- **Goal**
Which lines below hold the word "clinical"? Copy all of them.

[start]

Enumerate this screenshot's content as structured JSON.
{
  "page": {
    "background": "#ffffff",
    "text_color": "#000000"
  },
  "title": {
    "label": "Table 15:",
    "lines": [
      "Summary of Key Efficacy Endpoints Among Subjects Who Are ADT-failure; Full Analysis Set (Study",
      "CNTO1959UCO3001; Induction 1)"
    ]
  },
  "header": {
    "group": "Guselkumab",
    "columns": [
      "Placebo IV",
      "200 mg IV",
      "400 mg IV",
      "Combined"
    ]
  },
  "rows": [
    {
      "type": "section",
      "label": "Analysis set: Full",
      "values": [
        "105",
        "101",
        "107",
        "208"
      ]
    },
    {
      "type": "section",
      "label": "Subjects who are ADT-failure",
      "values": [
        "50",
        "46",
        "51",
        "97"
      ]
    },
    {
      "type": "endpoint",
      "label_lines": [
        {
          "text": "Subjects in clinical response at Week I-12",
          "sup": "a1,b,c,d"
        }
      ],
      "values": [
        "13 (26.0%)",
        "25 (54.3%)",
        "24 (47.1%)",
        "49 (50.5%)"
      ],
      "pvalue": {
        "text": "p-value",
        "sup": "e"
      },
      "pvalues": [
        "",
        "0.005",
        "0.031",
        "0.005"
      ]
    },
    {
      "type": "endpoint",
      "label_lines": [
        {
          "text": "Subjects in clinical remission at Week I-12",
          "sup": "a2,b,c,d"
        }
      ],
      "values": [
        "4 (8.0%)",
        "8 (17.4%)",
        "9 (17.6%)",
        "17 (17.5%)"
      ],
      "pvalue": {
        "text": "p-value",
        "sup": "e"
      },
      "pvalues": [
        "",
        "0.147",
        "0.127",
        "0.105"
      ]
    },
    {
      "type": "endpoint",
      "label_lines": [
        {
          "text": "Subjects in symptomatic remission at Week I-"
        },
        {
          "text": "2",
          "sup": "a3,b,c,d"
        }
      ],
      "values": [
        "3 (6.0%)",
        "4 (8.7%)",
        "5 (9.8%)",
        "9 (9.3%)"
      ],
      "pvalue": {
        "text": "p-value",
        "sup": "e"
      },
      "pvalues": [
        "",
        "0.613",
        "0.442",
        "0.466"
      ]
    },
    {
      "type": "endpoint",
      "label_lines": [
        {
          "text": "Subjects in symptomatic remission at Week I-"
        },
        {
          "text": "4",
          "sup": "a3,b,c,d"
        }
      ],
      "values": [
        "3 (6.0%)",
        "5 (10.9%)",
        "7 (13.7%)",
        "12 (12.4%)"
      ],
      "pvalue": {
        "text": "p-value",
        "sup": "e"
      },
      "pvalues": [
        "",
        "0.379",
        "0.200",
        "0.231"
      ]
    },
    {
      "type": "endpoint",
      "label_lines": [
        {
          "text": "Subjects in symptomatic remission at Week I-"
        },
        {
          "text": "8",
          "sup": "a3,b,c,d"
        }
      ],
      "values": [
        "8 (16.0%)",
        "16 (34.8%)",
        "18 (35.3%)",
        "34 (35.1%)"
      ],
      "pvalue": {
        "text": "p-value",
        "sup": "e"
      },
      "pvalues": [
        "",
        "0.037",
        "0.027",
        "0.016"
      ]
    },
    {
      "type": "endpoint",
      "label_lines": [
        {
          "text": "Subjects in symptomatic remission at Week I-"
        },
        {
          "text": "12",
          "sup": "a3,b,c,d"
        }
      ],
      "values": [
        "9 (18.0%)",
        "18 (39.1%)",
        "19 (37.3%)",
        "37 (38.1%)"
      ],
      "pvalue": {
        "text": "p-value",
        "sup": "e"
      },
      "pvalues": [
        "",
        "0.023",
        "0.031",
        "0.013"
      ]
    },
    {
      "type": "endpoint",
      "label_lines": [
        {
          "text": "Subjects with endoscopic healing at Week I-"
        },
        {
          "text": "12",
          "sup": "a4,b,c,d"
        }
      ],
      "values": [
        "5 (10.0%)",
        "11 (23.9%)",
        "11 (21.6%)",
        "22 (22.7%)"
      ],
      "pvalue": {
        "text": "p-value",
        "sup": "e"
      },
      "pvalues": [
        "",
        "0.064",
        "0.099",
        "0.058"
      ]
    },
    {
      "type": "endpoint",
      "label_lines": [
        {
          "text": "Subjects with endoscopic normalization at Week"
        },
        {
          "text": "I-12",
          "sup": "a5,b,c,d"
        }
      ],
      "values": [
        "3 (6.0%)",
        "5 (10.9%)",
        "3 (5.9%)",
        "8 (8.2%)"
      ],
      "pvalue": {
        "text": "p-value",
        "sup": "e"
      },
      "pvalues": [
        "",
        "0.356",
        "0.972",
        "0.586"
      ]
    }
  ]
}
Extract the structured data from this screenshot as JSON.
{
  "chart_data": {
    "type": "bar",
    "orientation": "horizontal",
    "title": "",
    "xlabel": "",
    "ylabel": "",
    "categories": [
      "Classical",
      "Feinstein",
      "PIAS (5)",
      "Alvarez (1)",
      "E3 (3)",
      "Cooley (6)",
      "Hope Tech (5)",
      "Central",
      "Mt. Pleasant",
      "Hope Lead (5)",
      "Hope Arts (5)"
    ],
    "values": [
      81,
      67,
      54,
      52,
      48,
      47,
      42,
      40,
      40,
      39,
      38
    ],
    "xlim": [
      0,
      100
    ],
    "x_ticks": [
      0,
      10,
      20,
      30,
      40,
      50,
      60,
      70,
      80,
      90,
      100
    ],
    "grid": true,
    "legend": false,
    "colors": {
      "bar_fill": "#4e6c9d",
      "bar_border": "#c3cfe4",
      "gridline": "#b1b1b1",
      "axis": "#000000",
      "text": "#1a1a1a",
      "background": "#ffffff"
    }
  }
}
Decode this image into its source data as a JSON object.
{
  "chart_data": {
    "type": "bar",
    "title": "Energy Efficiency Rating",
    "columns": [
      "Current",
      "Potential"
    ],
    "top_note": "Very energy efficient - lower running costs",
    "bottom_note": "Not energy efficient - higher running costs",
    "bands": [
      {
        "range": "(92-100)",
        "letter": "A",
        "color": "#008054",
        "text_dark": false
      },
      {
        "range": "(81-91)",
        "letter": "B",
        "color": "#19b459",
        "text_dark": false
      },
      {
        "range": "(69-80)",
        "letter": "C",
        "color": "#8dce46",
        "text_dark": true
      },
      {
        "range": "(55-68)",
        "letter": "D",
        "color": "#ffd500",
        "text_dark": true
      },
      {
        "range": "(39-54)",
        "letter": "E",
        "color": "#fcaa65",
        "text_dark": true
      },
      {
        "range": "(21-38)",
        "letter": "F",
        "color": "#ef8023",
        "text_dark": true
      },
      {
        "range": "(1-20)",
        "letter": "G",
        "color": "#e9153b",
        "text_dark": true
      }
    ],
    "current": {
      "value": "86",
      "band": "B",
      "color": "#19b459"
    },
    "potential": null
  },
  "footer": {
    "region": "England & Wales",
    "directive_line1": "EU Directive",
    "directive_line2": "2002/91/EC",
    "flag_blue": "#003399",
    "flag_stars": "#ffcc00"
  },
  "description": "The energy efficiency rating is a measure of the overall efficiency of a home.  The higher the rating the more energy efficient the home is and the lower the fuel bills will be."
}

[end]

- **Solved problem**
          "text": "Subjects in clinical response at Week I-12",
          "text": "Subjects in clinical remission at Week I-12",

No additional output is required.